**WHAT TO PRODUCE**: Can you write out all the lines word for word, with no pictures?

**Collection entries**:
━━━

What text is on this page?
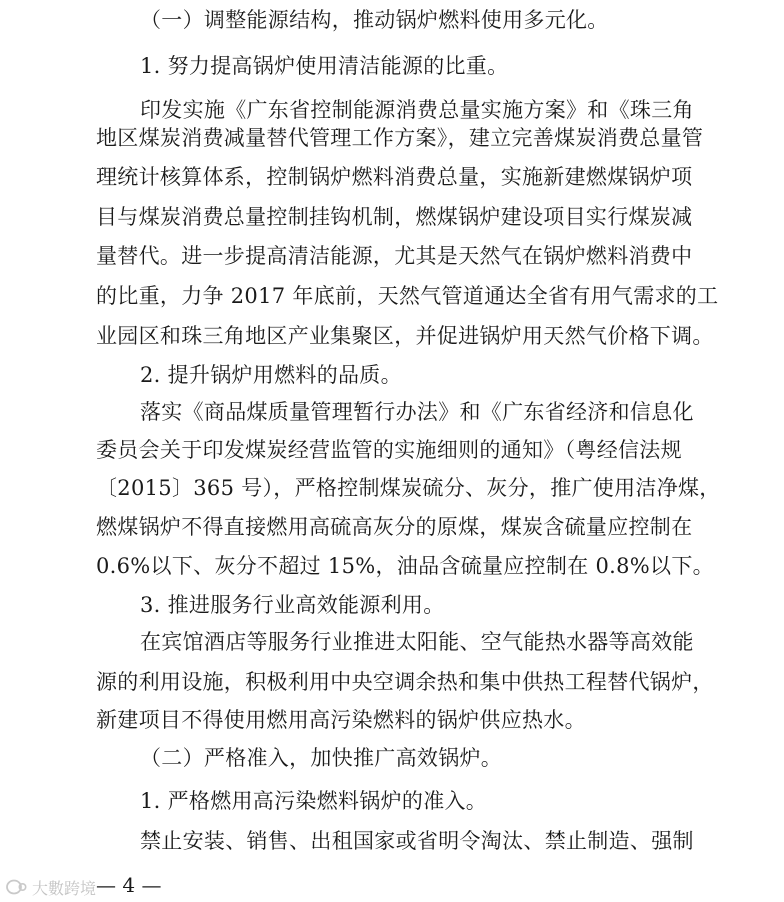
（一）调整能源结构，推动锅炉燃料使用多元化。
1. 努力提高锅炉使用清洁能源的比重。
印发实施《广东省控制能源消费总量实施方案》和《珠三角
地区煤炭消费减量替代管理工作方案》，建立完善煤炭消费总量管
理统计核算体系，控制锅炉燃料消费总量，实施新建燃煤锅炉项
目与煤炭消费总量控制挂钩机制，燃煤锅炉建设项目实行煤炭减
量替代。进一步提高清洁能源，尤其是天然气在锅炉燃料消费中
的比重，力争 2017 年底前，天然气管道通达全省有用气需求的工
业园区和珠三角地区产业集聚区，并促进锅炉用天然气价格下调。
2. 提升锅炉用燃料的品质。
落实《商品煤质量管理暂行办法》和《广东省经济和信息化
委员会关于印发煤炭经营监管的实施细则的通知》（粤经信法规
〔2015〕365 号），严格控制煤炭硫分、灰分，推广使用洁净煤，
燃煤锅炉不得直接燃用高硫高灰分的原煤，煤炭含硫量应控制在
0.6%以下、灰分不超过 15%，油品含硫量应控制在 0.8%以下。
3. 推进服务行业高效能源利用。
在宾馆酒店等服务行业推进太阳能、空气能热水器等高效能
源的利用设施，积极利用中央空调余热和集中供热工程替代锅炉，
新建项目不得使用燃用高污染燃料的锅炉供应热水。
（二）严格准入，加快推广高效锅炉。
1. 严格燃用高污染燃料锅炉的准入。
禁止安装、销售、出租国家或省明令淘汰、禁止制造、强制
— 4 —
大數跨境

━━━

**SOLUTION**:
What text is on this page?
（一）调整能源结构，推动锅炉燃料使用多元化。
1. 努力提高锅炉使用清洁能源的比重。
印发实施《广东省控制能源消费总量实施方案》和《珠三角
地区煤炭消费减量替代管理工作方案》，建立完善煤炭消费总量管
理统计核算体系，控制锅炉燃料消费总量，实施新建燃煤锅炉项
目与煤炭消费总量控制挂钩机制，燃煤锅炉建设项目实行煤炭减
量替代。进一步提高清洁能源，尤其是天然气在锅炉燃料消费中
的比重，力争 2017 年底前，天然气管道通达全省有用气需求的工
业园区和珠三角地区产业集聚区，并促进锅炉用天然气价格下调。
2. 提升锅炉用燃料的品质。
落实《商品煤质量管理暂行办法》和《广东省经济和信息化
委员会关于印发煤炭经营监管的实施细则的通知》（粤经信法规
〔2015〕365 号），严格控制煤炭硫分、灰分，推广使用洁净煤，
燃煤锅炉不得直接燃用高硫高灰分的原煤，煤炭含硫量应控制在
0.6%以下、灰分不超过 15%，油品含硫量应控制在 0.8%以下。
3. 推进服务行业高效能源利用。
在宾馆酒店等服务行业推进太阳能、空气能热水器等高效能
源的利用设施，积极利用中央空调余热和集中供热工程替代锅炉，
新建项目不得使用燃用高污染燃料的锅炉供应热水。
（二）严格准入，加快推广高效锅炉。
1. 严格燃用高污染燃料锅炉的准入。
禁止安装、销售、出租国家或省明令淘汰、禁止制造、强制
— 4 —
大數跨境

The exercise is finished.